- [PROBLEM DETAILS] Identify all lines in the listing that include the word "this", and copy them out.

- [GIVEN RECORDS]
------------------------------------
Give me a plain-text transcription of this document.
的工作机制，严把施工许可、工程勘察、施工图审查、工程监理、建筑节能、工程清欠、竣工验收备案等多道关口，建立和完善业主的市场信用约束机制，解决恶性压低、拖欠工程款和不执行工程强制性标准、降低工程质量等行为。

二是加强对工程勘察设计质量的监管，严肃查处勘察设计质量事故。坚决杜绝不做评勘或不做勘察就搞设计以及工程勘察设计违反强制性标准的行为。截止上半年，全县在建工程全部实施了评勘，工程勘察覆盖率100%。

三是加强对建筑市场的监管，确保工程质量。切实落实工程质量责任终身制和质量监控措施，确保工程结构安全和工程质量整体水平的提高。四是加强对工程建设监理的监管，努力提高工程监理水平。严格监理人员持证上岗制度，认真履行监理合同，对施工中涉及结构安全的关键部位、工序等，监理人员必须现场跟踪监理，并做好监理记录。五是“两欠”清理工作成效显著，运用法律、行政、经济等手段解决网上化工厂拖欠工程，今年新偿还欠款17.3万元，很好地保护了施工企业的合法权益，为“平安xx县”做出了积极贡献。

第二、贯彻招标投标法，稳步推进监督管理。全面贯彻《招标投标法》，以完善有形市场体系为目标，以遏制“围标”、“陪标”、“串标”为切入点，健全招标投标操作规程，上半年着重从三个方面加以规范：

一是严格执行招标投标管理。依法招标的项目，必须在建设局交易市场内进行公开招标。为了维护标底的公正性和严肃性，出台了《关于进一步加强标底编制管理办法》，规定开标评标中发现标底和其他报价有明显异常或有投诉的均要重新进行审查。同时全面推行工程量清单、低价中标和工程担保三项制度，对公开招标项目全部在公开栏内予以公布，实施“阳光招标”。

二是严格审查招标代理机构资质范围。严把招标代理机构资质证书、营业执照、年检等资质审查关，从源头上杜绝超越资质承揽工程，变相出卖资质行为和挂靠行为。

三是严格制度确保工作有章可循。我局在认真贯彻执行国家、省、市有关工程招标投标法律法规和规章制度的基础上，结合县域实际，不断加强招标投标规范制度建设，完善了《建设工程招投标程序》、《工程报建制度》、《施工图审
------------------------------------
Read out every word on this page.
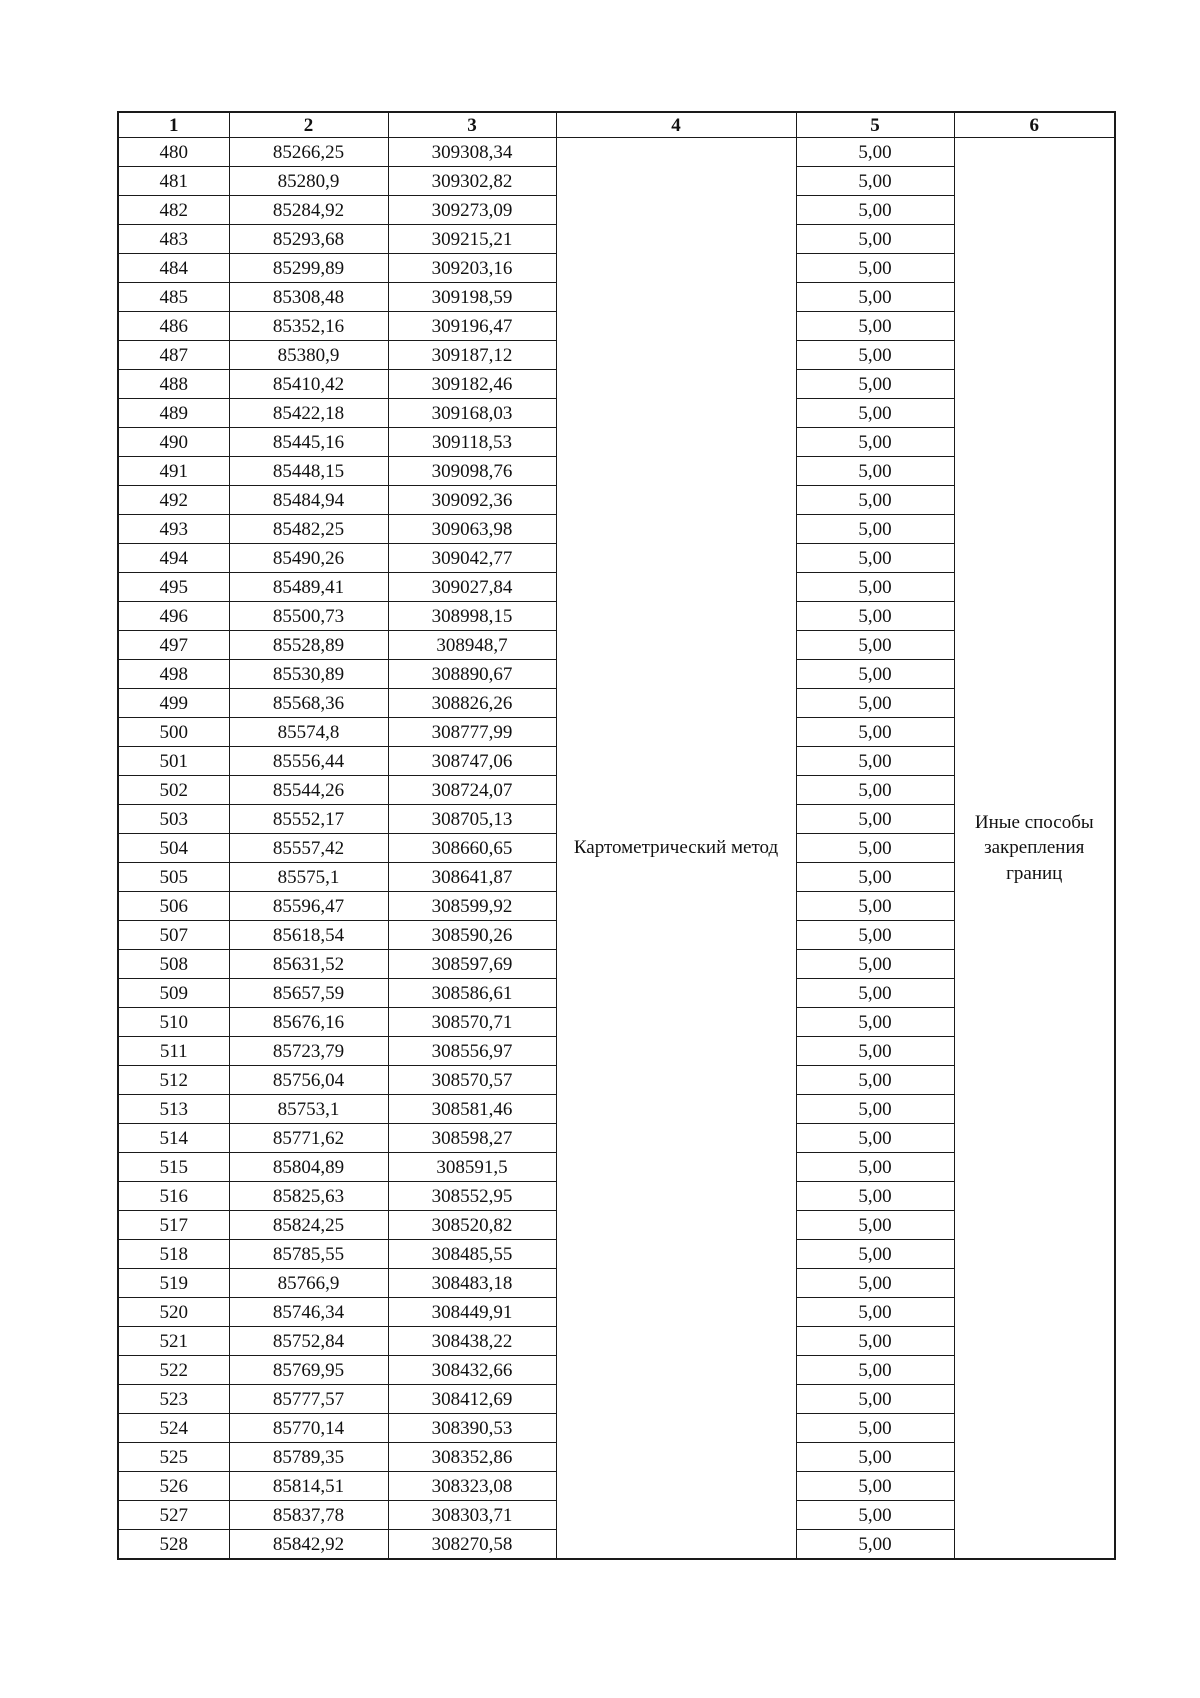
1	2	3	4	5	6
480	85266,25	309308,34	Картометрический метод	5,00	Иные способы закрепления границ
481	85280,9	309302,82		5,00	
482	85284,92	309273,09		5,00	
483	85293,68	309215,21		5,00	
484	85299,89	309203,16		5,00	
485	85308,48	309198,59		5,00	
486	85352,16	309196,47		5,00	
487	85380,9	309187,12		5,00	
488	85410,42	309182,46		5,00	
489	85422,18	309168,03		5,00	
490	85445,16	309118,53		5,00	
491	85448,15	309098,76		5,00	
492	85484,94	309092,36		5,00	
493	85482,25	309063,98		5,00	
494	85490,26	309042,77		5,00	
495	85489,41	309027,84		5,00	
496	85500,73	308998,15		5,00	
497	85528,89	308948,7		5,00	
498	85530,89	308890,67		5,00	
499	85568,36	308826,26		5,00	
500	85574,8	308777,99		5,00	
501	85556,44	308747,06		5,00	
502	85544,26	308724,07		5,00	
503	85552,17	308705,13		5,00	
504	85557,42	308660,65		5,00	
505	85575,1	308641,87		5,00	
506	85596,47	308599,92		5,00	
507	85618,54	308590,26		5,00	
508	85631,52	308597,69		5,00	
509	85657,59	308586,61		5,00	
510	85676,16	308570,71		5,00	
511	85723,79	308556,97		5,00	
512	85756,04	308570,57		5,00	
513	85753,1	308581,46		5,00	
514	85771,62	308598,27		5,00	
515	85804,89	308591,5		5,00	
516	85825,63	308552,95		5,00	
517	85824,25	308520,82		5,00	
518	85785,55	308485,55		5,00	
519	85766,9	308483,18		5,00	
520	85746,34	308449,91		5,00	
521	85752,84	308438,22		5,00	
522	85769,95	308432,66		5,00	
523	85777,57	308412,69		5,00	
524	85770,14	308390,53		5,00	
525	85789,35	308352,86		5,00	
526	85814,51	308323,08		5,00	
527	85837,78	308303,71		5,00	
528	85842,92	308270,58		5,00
------------------------------------
- [RESULT BELOW]
Give me a plain-text transcription of this document.
Read out every word on this page.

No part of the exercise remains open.